=== SET TASK ===
Extract the complete listing and output it unchanged.

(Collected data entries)

****************************************

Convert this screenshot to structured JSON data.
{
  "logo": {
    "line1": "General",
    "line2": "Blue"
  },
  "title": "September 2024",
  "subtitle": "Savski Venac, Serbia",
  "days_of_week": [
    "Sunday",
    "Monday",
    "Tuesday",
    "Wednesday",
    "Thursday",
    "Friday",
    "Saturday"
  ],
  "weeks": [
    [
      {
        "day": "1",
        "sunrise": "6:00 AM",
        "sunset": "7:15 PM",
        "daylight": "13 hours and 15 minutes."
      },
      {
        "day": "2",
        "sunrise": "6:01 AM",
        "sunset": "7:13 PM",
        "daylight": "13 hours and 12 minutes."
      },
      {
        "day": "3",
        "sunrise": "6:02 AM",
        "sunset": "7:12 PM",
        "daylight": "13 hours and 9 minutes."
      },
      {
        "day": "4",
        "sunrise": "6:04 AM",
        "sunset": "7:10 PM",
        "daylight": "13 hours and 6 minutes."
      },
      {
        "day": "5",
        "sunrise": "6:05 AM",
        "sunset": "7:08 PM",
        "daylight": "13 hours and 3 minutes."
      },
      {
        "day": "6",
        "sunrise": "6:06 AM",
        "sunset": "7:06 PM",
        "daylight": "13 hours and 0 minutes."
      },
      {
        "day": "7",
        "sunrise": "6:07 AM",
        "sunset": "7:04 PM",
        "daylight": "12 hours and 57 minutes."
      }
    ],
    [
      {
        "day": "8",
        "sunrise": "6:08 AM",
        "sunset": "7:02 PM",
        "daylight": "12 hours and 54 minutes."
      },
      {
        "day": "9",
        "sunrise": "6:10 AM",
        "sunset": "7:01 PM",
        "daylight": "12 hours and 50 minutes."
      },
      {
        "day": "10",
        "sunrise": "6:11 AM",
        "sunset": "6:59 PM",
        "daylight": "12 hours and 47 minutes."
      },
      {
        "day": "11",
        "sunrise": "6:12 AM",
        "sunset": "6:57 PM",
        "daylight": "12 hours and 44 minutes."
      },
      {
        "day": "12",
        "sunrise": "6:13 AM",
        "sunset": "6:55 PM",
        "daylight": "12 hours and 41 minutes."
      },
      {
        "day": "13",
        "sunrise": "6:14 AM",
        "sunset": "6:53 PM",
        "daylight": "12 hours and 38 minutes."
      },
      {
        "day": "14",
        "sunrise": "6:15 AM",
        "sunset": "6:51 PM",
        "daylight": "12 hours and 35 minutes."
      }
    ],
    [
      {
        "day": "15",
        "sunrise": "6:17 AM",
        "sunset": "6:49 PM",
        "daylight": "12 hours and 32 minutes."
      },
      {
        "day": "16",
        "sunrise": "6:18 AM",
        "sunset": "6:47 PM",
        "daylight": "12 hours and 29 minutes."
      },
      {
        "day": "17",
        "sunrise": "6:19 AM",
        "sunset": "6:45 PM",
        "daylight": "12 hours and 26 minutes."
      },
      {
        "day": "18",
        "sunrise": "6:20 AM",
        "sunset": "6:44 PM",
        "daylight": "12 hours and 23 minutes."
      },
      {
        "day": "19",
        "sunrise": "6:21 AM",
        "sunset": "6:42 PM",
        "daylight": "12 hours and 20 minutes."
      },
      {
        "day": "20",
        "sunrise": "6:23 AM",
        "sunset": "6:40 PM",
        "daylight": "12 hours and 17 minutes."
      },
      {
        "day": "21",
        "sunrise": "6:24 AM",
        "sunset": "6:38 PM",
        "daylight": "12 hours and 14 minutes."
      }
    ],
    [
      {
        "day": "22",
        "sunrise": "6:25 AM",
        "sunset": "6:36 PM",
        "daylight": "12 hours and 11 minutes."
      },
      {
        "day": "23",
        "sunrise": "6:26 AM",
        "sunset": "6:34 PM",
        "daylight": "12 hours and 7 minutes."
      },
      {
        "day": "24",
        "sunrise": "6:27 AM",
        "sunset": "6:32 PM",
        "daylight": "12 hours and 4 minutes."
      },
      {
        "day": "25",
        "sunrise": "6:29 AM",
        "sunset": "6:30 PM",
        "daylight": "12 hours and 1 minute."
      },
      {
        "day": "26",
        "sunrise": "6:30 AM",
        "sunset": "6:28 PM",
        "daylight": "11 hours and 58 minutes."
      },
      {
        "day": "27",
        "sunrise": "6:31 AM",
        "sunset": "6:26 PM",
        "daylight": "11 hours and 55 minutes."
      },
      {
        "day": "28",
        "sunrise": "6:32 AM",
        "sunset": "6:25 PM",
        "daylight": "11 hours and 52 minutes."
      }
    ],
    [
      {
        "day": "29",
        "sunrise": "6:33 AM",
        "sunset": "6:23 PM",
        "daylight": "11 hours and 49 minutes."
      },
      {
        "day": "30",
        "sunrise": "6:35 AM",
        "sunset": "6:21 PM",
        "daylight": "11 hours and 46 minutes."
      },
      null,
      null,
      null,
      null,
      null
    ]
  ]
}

****************************************

=== RESPONSE TO THE EXERCISE ===
Convert this screenshot to structured JSON data.
{
  "logo": {
    "line1": "General",
    "line2": "Blue"
  },
  "title": "September 2024",
  "subtitle": "Savski Venac, Serbia",
  "days_of_week": [
    "Sunday",
    "Monday",
    "Tuesday",
    "Wednesday",
    "Thursday",
    "Friday",
    "Saturday"
  ],
  "weeks": [
    [
      {
        "day": "1",
        "sunrise": "6:00 AM",
        "sunset": "7:15 PM",
        "daylight": "13 hours and 15 minutes."
      },
      {
        "day": "2",
        "sunrise": "6:01 AM",
        "sunset": "7:13 PM",
        "daylight": "13 hours and 12 minutes."
      },
      {
        "day": "3",
        "sunrise": "6:02 AM",
        "sunset": "7:12 PM",
        "daylight": "13 hours and 9 minutes."
      },
      {
        "day": "4",
        "sunrise": "6:04 AM",
        "sunset": "7:10 PM",
        "daylight": "13 hours and 6 minutes."
      },
      {
        "day": "5",
        "sunrise": "6:05 AM",
        "sunset": "7:08 PM",
        "daylight": "13 hours and 3 minutes."
      },
      {
        "day": "6",
        "sunrise": "6:06 AM",
        "sunset": "7:06 PM",
        "daylight": "13 hours and 0 minutes."
      },
      {
        "day": "7",
        "sunrise": "6:07 AM",
        "sunset": "7:04 PM",
        "daylight": "12 hours and 57 minutes."
      }
    ],
    [
      {
        "day": "8",
        "sunrise": "6:08 AM",
        "sunset": "7:02 PM",
        "daylight": "12 hours and 54 minutes."
      },
      {
        "day": "9",
        "sunrise": "6:10 AM",
        "sunset": "7:01 PM",
        "daylight": "12 hours and 50 minutes."
      },
      {
        "day": "10",
        "sunrise": "6:11 AM",
        "sunset": "6:59 PM",
        "daylight": "12 hours and 47 minutes."
      },
      {
        "day": "11",
        "sunrise": "6:12 AM",
        "sunset": "6:57 PM",
        "daylight": "12 hours and 44 minutes."
      },
      {
        "day": "12",
        "sunrise": "6:13 AM",
        "sunset": "6:55 PM",
        "daylight": "12 hours and 41 minutes."
      },
      {
        "day": "13",
        "sunrise": "6:14 AM",
        "sunset": "6:53 PM",
        "daylight": "12 hours and 38 minutes."
      },
      {
        "day": "14",
        "sunrise": "6:15 AM",
        "sunset": "6:51 PM",
        "daylight": "12 hours and 35 minutes."
      }
    ],
    [
      {
        "day": "15",
        "sunrise": "6:17 AM",
        "sunset": "6:49 PM",
        "daylight": "12 hours and 32 minutes."
      },
      {
        "day": "16",
        "sunrise": "6:18 AM",
        "sunset": "6:47 PM",
        "daylight": "12 hours and 29 minutes."
      },
      {
        "day": "17",
        "sunrise": "6:19 AM",
        "sunset": "6:45 PM",
        "daylight": "12 hours and 26 minutes."
      },
      {
        "day": "18",
        "sunrise": "6:20 AM",
        "sunset": "6:44 PM",
        "daylight": "12 hours and 23 minutes."
      },
      {
        "day": "19",
        "sunrise": "6:21 AM",
        "sunset": "6:42 PM",
        "daylight": "12 hours and 20 minutes."
      },
      {
        "day": "20",
        "sunrise": "6:23 AM",
        "sunset": "6:40 PM",
        "daylight": "12 hours and 17 minutes."
      },
      {
        "day": "21",
        "sunrise": "6:24 AM",
        "sunset": "6:38 PM",
        "daylight": "12 hours and 14 minutes."
      }
    ],
    [
      {
        "day": "22",
        "sunrise": "6:25 AM",
        "sunset": "6:36 PM",
        "daylight": "12 hours and 11 minutes."
      },
      {
        "day": "23",
        "sunrise": "6:26 AM",
        "sunset": "6:34 PM",
        "daylight": "12 hours and 7 minutes."
      },
      {
        "day": "24",
        "sunrise": "6:27 AM",
        "sunset": "6:32 PM",
        "daylight": "12 hours and 4 minutes."
      },
      {
        "day": "25",
        "sunrise": "6:29 AM",
        "sunset": "6:30 PM",
        "daylight": "12 hours and 1 minute."
      },
      {
        "day": "26",
        "sunrise": "6:30 AM",
        "sunset": "6:28 PM",
        "daylight": "11 hours and 58 minutes."
      },
      {
        "day": "27",
        "sunrise": "6:31 AM",
        "sunset": "6:26 PM",
        "daylight": "11 hours and 55 minutes."
      },
      {
        "day": "28",
        "sunrise": "6:32 AM",
        "sunset": "6:25 PM",
        "daylight": "11 hours and 52 minutes."
      }
    ],
    [
      {
        "day": "29",
        "sunrise": "6:33 AM",
        "sunset": "6:23 PM",
        "daylight": "11 hours and 49 minutes."
      },
      {
        "day": "30",
        "sunrise": "6:35 AM",
        "sunset": "6:21 PM",
        "daylight": "11 hours and 46 minutes."
      },
      null,
      null,
      null,
      null,
      null
    ]
  ]
}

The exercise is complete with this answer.